_Task goal_: Please print the full listing exactly.

Saved entries

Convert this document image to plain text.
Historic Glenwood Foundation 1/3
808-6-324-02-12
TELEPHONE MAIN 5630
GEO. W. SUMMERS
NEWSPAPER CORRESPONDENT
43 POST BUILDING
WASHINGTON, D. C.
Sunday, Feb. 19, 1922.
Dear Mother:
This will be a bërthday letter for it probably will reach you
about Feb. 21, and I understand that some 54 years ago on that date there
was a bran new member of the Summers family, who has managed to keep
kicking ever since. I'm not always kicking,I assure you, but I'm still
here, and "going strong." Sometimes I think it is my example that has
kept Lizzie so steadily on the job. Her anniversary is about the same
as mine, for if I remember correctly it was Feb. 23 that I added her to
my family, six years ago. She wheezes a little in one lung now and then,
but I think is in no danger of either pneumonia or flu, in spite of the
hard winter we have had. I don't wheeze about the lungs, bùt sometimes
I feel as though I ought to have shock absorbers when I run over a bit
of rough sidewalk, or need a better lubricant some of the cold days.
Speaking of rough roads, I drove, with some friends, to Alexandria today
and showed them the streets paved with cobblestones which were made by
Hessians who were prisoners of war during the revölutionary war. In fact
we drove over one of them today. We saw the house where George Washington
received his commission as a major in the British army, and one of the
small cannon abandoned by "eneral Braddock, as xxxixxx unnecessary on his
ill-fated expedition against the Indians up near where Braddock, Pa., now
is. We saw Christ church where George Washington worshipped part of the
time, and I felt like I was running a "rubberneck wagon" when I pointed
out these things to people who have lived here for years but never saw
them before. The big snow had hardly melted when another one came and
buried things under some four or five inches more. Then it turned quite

_Solution below_:
Convert this document image to plain text.
Historic Glenwood Foundation 1/3
808-6-324-02-12
TELEPHONE MAIN 5630
GEO. W. SUMMERS
NEWSPAPER CORRESPONDENT
43 POST BUILDING
WASHINGTON, D. C.
Sunday, Feb. 19, 1922.
Dear Mother:
This will be a bërthday letter for it probably will reach you
about Feb. 21, and I understand that some 54 years ago on that date there
was a bran new member of the Summers family, who has managed to keep
kicking ever since. I'm not always kicking,I assure you, but I'm still
here, and "going strong." Sometimes I think it is my example that has
kept Lizzie so steadily on the job. Her anniversary is about the same
as mine, for if I remember correctly it was Feb. 23 that I added her to
my family, six years ago. She wheezes a little in one lung now and then,
but I think is in no danger of either pneumonia or flu, in spite of the
hard winter we have had. I don't wheeze about the lungs, bùt sometimes
I feel as though I ought to have shock absorbers when I run over a bit
of rough sidewalk, or need a better lubricant some of the cold days.
Speaking of rough roads, I drove, with some friends, to Alexandria today
and showed them the streets paved with cobblestones which were made by
Hessians who were prisoners of war during the revölutionary war. In fact
we drove over one of them today. We saw the house where George Washington
received his commission as a major in the British army, and one of the
small cannon abandoned by "eneral Braddock, as xxxixxx unnecessary on his
ill-fated expedition against the Indians up near where Braddock, Pa., now
is. We saw Christ church where George Washington worshipped part of the
time, and I felt like I was running a "rubberneck wagon" when I pointed
out these things to people who have lived here for years but never saw
them before. The big snow had hardly melted when another one came and
buried things under some four or five inches more. Then it turned quite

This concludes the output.